- _Brief_
Write out the material again exactly, please, and omit the pictures.

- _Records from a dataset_
-------

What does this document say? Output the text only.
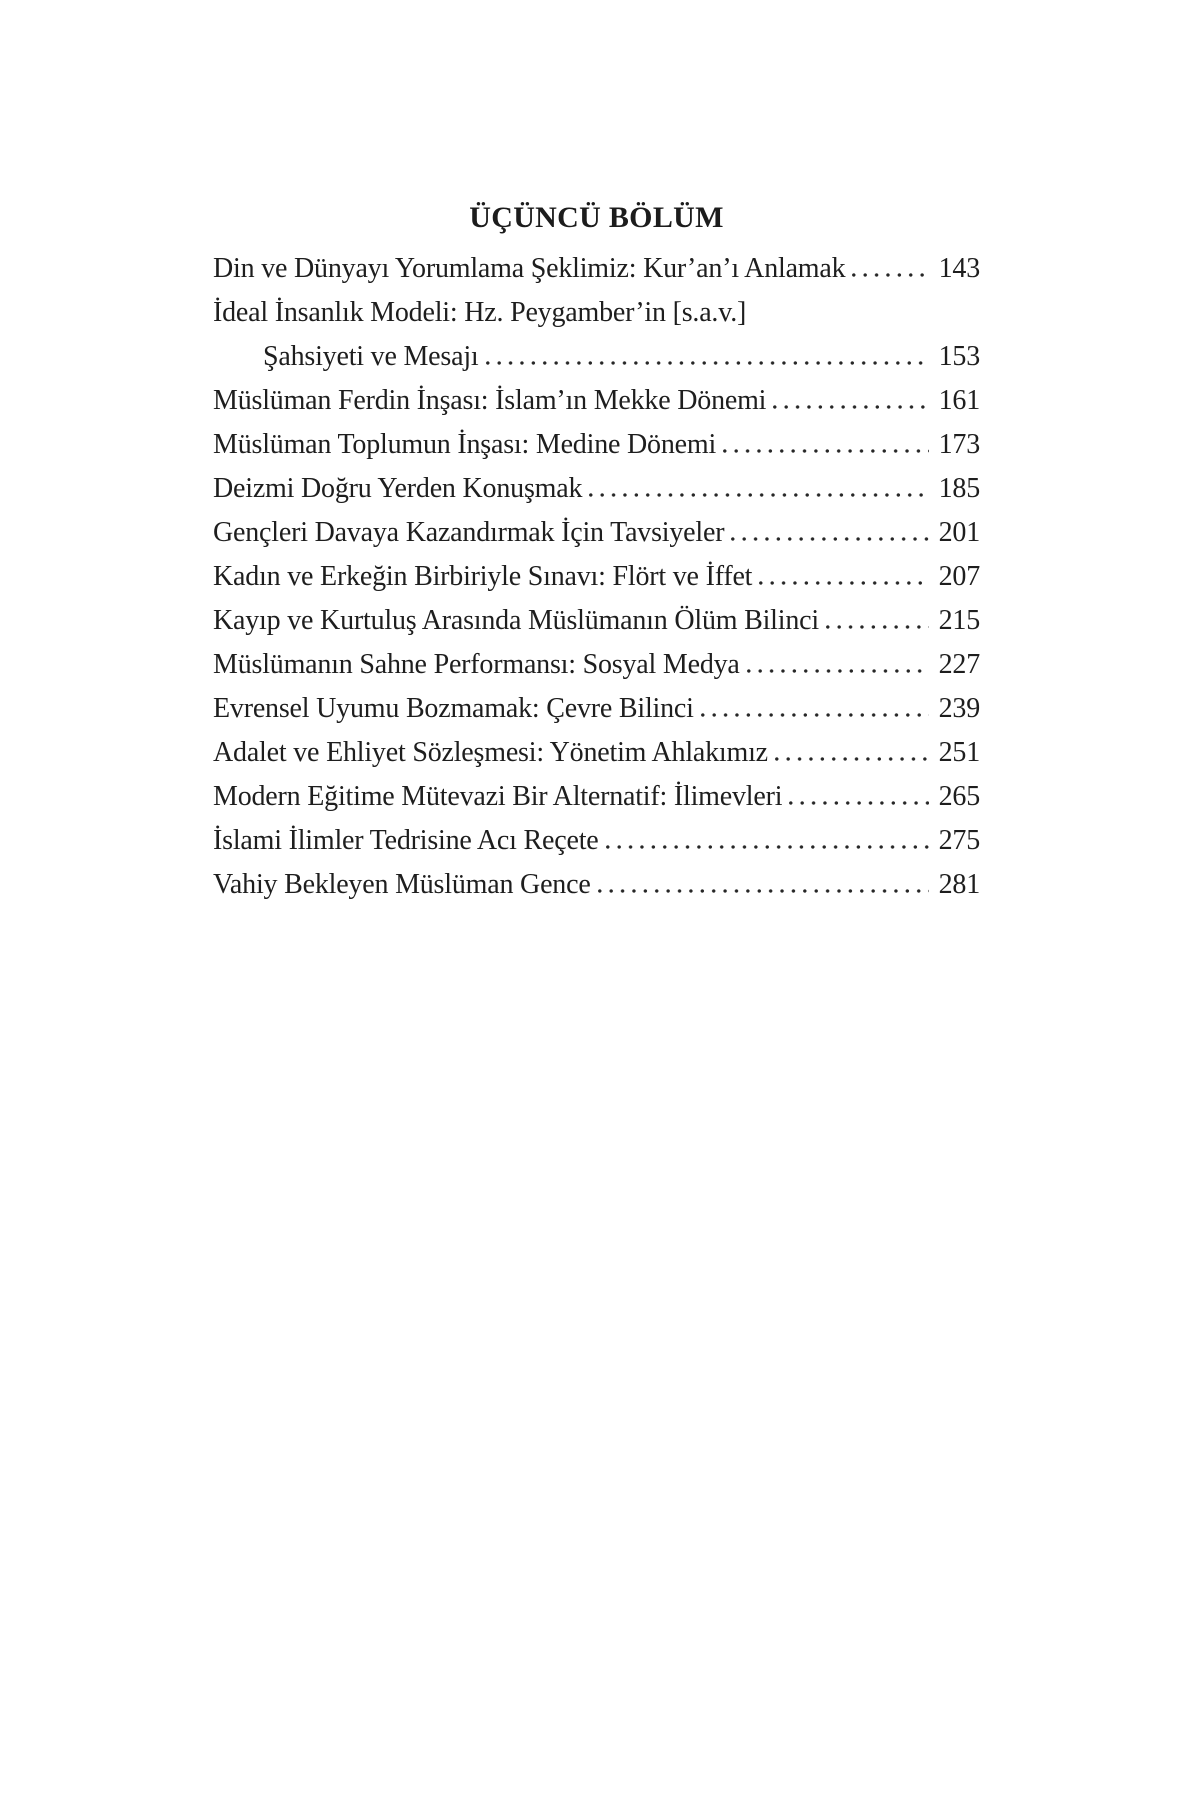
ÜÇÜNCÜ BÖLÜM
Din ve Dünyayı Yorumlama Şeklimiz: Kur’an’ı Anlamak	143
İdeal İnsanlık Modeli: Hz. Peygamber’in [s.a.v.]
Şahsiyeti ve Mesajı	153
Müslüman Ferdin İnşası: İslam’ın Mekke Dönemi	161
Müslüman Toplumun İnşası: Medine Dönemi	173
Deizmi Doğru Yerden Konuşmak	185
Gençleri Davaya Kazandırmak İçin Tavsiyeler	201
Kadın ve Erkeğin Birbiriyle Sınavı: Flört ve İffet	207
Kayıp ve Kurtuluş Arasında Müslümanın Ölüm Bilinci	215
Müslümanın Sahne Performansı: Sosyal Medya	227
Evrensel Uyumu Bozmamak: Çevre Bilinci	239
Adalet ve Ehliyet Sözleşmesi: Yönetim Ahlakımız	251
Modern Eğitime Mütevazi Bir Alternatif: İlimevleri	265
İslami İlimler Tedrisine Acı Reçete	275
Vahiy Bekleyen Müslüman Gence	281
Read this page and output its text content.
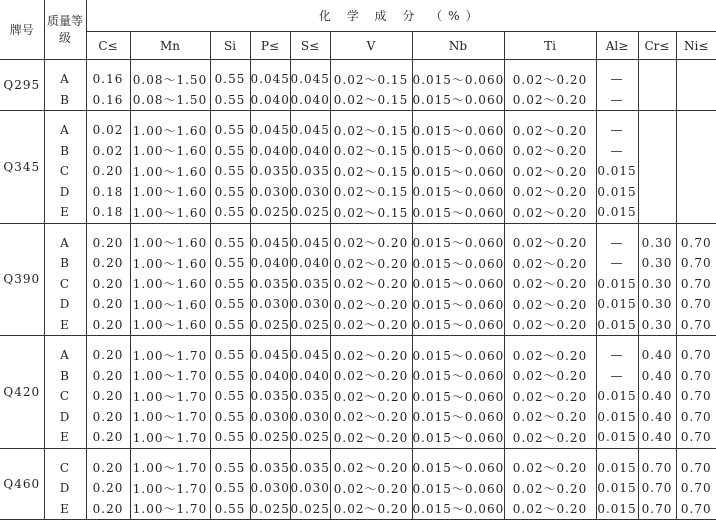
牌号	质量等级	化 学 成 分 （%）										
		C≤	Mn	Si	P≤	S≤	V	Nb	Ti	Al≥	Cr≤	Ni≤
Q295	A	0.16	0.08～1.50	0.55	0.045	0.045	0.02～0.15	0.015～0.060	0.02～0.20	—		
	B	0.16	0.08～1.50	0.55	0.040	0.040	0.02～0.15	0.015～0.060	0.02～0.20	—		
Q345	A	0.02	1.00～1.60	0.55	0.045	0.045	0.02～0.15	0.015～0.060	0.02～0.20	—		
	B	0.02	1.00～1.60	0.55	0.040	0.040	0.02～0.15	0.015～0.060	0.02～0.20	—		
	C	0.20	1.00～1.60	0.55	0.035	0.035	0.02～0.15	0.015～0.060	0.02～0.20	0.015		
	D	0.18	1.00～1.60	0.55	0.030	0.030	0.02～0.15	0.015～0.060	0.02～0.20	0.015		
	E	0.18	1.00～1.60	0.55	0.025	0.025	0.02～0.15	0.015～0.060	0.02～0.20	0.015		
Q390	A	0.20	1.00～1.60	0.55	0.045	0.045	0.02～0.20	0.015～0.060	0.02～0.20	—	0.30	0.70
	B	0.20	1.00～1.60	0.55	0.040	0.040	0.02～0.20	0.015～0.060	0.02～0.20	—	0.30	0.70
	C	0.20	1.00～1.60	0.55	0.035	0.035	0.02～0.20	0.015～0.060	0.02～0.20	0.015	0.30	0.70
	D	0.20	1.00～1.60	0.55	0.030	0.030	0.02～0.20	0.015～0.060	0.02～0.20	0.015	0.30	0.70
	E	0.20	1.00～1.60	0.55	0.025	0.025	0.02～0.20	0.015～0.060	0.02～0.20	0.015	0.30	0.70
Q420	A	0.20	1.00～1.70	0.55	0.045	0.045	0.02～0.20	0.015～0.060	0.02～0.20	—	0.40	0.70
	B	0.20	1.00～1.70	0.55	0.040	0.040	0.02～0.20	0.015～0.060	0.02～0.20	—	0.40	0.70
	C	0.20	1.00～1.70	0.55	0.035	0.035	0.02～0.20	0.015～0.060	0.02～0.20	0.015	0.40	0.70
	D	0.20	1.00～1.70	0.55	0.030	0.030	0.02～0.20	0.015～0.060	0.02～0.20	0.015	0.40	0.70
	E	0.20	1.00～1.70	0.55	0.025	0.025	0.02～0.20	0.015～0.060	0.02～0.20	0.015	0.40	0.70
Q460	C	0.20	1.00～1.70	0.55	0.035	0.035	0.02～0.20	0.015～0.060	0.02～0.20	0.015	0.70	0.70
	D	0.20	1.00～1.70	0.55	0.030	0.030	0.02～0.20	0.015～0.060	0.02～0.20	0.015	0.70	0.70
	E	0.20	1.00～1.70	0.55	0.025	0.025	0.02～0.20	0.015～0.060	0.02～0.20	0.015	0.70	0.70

-------

- _Answer to this task_
What does this document say? Output the text only.
ÜÇÜNCÜ BÖLÜM
Din ve Dünyayı Yorumlama Şeklimiz: Kur’an’ı Anlamak	143
İdeal İnsanlık Modeli: Hz. Peygamber’in [s.a.v.]
Şahsiyeti ve Mesajı	153
Müslüman Ferdin İnşası: İslam’ın Mekke Dönemi	161
Müslüman Toplumun İnşası: Medine Dönemi	173
Deizmi Doğru Yerden Konuşmak	185
Gençleri Davaya Kazandırmak İçin Tavsiyeler	201
Kadın ve Erkeğin Birbiriyle Sınavı: Flört ve İffet	207
Kayıp ve Kurtuluş Arasında Müslümanın Ölüm Bilinci	215
Müslümanın Sahne Performansı: Sosyal Medya	227
Evrensel Uyumu Bozmamak: Çevre Bilinci	239
Adalet ve Ehliyet Sözleşmesi: Yönetim Ahlakımız	251
Modern Eğitime Mütevazi Bir Alternatif: İlimevleri	265
İslami İlimler Tedrisine Acı Reçete	275
Vahiy Bekleyen Müslüman Gence	281
Read this page and output its text content.
牌号	质量等级	化 学 成 分 （%）										
		C≤	Mn	Si	P≤	S≤	V	Nb	Ti	Al≥	Cr≤	Ni≤
Q295	A	0.16	0.08～1.50	0.55	0.045	0.045	0.02～0.15	0.015～0.060	0.02～0.20	—		
	B	0.16	0.08～1.50	0.55	0.040	0.040	0.02～0.15	0.015～0.060	0.02～0.20	—		
Q345	A	0.02	1.00～1.60	0.55	0.045	0.045	0.02～0.15	0.015～0.060	0.02～0.20	—		
	B	0.02	1.00～1.60	0.55	0.040	0.040	0.02～0.15	0.015～0.060	0.02～0.20	—		
	C	0.20	1.00～1.60	0.55	0.035	0.035	0.02～0.15	0.015～0.060	0.02～0.20	0.015		
	D	0.18	1.00～1.60	0.55	0.030	0.030	0.02～0.15	0.015～0.060	0.02～0.20	0.015		
	E	0.18	1.00～1.60	0.55	0.025	0.025	0.02～0.15	0.015～0.060	0.02～0.20	0.015		
Q390	A	0.20	1.00～1.60	0.55	0.045	0.045	0.02～0.20	0.015～0.060	0.02～0.20	—	0.30	0.70
	B	0.20	1.00～1.60	0.55	0.040	0.040	0.02～0.20	0.015～0.060	0.02～0.20	—	0.30	0.70
	C	0.20	1.00～1.60	0.55	0.035	0.035	0.02～0.20	0.015～0.060	0.02～0.20	0.015	0.30	0.70
	D	0.20	1.00～1.60	0.55	0.030	0.030	0.02～0.20	0.015～0.060	0.02～0.20	0.015	0.30	0.70
	E	0.20	1.00～1.60	0.55	0.025	0.025	0.02～0.20	0.015～0.060	0.02～0.20	0.015	0.30	0.70
Q420	A	0.20	1.00～1.70	0.55	0.045	0.045	0.02～0.20	0.015～0.060	0.02～0.20	—	0.40	0.70
	B	0.20	1.00～1.70	0.55	0.040	0.040	0.02～0.20	0.015～0.060	0.02～0.20	—	0.40	0.70
	C	0.20	1.00～1.70	0.55	0.035	0.035	0.02～0.20	0.015～0.060	0.02～0.20	0.015	0.40	0.70
	D	0.20	1.00～1.70	0.55	0.030	0.030	0.02～0.20	0.015～0.060	0.02～0.20	0.015	0.40	0.70
	E	0.20	1.00～1.70	0.55	0.025	0.025	0.02～0.20	0.015～0.060	0.02～0.20	0.015	0.40	0.70
Q460	C	0.20	1.00～1.70	0.55	0.035	0.035	0.02～0.20	0.015～0.060	0.02～0.20	0.015	0.70	0.70
	D	0.20	1.00～1.70	0.55	0.030	0.030	0.02～0.20	0.015～0.060	0.02～0.20	0.015	0.70	0.70
	E	0.20	1.00～1.70	0.55	0.025	0.025	0.02～0.20	0.015～0.060	0.02～0.20	0.015	0.70	0.70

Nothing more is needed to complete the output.